## THE EXERCISE
Restate each line word for word. Leave out every picture.

[Collected data]

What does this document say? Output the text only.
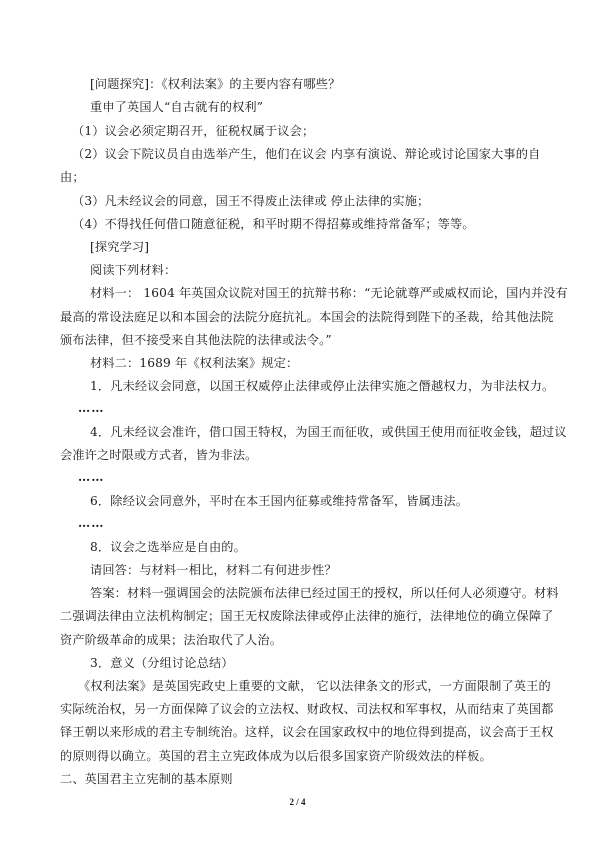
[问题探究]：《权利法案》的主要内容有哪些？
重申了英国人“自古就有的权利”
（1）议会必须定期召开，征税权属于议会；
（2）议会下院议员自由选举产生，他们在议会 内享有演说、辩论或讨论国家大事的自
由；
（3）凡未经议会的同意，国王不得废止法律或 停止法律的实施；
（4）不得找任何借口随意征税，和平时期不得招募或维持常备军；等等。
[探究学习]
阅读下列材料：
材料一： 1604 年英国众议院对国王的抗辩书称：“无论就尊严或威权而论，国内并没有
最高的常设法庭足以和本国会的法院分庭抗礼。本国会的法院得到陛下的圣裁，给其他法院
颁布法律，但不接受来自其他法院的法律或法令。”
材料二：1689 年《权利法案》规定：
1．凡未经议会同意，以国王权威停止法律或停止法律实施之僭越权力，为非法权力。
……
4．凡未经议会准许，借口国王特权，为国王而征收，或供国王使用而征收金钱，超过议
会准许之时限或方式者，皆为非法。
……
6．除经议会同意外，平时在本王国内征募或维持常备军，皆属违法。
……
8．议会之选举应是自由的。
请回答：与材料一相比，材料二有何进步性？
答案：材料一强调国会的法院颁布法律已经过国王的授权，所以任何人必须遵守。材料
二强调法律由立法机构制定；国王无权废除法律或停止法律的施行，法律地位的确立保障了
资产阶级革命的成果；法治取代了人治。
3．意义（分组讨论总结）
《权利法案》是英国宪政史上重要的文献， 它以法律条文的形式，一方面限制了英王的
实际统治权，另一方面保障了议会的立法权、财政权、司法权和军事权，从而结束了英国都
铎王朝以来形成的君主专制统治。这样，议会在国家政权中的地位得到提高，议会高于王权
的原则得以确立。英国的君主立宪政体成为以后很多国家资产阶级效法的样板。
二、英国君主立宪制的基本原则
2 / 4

## PROBLEM SOLUTION
What does this document say? Output the text only.
[问题探究]：《权利法案》的主要内容有哪些？
重申了英国人“自古就有的权利”
（1）议会必须定期召开，征税权属于议会；
（2）议会下院议员自由选举产生，他们在议会 内享有演说、辩论或讨论国家大事的自
由；
（3）凡未经议会的同意，国王不得废止法律或 停止法律的实施；
（4）不得找任何借口随意征税，和平时期不得招募或维持常备军；等等。
[探究学习]
阅读下列材料：
材料一： 1604 年英国众议院对国王的抗辩书称：“无论就尊严或威权而论，国内并没有
最高的常设法庭足以和本国会的法院分庭抗礼。本国会的法院得到陛下的圣裁，给其他法院
颁布法律，但不接受来自其他法院的法律或法令。”
材料二：1689 年《权利法案》规定：
1．凡未经议会同意，以国王权威停止法律或停止法律实施之僭越权力，为非法权力。
……
4．凡未经议会准许，借口国王特权，为国王而征收，或供国王使用而征收金钱，超过议
会准许之时限或方式者，皆为非法。
……
6．除经议会同意外，平时在本王国内征募或维持常备军，皆属违法。
……
8．议会之选举应是自由的。
请回答：与材料一相比，材料二有何进步性？
答案：材料一强调国会的法院颁布法律已经过国王的授权，所以任何人必须遵守。材料
二强调法律由立法机构制定；国王无权废除法律或停止法律的施行，法律地位的确立保障了
资产阶级革命的成果；法治取代了人治。
3．意义（分组讨论总结）
《权利法案》是英国宪政史上重要的文献， 它以法律条文的形式，一方面限制了英王的
实际统治权，另一方面保障了议会的立法权、财政权、司法权和军事权，从而结束了英国都
铎王朝以来形成的君主专制统治。这样，议会在国家政权中的地位得到提高，议会高于王权
的原则得以确立。英国的君主立宪政体成为以后很多国家资产阶级效法的样板。
二、英国君主立宪制的基本原则
2 / 4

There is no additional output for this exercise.